Aim of the task - Lines containing the word "text" should be extracted in full.

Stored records

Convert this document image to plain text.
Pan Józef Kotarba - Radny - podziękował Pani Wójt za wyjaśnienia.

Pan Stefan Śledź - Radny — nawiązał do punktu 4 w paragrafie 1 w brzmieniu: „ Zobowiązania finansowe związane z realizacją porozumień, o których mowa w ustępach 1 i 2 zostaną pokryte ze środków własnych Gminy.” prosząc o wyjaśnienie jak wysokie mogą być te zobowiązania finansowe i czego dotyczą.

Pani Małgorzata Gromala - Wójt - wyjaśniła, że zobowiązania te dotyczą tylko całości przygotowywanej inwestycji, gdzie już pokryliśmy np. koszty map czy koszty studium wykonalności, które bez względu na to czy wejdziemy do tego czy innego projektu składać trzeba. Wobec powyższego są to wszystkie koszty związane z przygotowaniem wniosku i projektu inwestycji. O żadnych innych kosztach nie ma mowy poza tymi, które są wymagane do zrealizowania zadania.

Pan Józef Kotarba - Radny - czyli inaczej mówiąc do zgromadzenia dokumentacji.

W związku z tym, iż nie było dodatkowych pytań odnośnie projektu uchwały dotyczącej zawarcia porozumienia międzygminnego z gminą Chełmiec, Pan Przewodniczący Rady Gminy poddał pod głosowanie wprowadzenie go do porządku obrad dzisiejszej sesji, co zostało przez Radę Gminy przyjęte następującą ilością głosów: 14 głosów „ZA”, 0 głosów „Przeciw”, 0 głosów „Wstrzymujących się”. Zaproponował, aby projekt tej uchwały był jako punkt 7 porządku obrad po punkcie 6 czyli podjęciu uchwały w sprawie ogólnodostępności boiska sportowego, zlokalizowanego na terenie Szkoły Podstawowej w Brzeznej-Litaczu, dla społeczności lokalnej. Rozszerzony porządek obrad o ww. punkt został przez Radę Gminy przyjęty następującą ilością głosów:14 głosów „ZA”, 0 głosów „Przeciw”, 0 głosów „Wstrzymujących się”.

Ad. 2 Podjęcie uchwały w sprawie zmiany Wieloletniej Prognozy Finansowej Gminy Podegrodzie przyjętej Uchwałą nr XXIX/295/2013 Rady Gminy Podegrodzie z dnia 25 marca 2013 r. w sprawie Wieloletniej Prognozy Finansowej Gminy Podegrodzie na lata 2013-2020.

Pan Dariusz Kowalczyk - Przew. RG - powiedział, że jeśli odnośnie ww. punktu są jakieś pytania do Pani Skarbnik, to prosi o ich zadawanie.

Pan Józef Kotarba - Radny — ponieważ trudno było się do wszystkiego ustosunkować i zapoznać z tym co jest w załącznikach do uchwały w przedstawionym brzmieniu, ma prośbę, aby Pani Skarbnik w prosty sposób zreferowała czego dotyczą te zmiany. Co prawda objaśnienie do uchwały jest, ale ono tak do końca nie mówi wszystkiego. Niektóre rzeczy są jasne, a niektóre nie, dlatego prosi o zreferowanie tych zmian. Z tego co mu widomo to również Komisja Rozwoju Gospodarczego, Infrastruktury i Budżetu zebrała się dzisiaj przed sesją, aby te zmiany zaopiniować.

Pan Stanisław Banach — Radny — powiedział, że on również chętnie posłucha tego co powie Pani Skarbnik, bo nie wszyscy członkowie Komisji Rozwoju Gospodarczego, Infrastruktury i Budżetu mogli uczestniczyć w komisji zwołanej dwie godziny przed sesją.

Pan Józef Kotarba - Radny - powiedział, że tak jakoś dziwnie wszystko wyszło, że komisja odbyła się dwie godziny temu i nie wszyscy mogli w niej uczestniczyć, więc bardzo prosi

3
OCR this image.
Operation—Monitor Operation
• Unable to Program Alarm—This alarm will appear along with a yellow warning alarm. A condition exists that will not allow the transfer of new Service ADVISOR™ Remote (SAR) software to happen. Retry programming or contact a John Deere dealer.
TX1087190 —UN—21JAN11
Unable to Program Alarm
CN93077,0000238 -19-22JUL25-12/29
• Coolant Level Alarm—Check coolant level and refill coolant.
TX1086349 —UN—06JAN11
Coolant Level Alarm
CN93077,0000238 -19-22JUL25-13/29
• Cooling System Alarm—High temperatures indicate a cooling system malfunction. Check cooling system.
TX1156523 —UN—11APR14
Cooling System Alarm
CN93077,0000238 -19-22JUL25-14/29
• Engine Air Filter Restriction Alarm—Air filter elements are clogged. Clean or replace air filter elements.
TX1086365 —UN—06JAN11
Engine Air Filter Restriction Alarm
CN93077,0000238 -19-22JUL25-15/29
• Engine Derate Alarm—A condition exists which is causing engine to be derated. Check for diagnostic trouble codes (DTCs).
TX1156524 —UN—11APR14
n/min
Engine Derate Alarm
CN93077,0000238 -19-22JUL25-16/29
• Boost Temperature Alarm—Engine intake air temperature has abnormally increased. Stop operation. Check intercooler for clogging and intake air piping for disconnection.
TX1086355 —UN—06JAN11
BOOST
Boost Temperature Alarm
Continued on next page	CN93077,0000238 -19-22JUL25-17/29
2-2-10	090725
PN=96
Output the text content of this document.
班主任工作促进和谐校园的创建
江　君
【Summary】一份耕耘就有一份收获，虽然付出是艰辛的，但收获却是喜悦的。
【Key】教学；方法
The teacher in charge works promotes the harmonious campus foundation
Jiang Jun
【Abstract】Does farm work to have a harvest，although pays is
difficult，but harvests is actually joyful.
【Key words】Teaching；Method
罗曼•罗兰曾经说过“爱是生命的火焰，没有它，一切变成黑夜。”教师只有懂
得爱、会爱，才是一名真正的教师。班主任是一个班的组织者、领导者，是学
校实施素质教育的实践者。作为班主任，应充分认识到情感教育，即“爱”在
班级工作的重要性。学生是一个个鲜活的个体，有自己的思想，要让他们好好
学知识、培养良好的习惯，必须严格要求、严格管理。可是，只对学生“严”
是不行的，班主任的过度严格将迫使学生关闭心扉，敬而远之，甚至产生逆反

Result below -
Convert this document image to plain text.
Output the text content of this document.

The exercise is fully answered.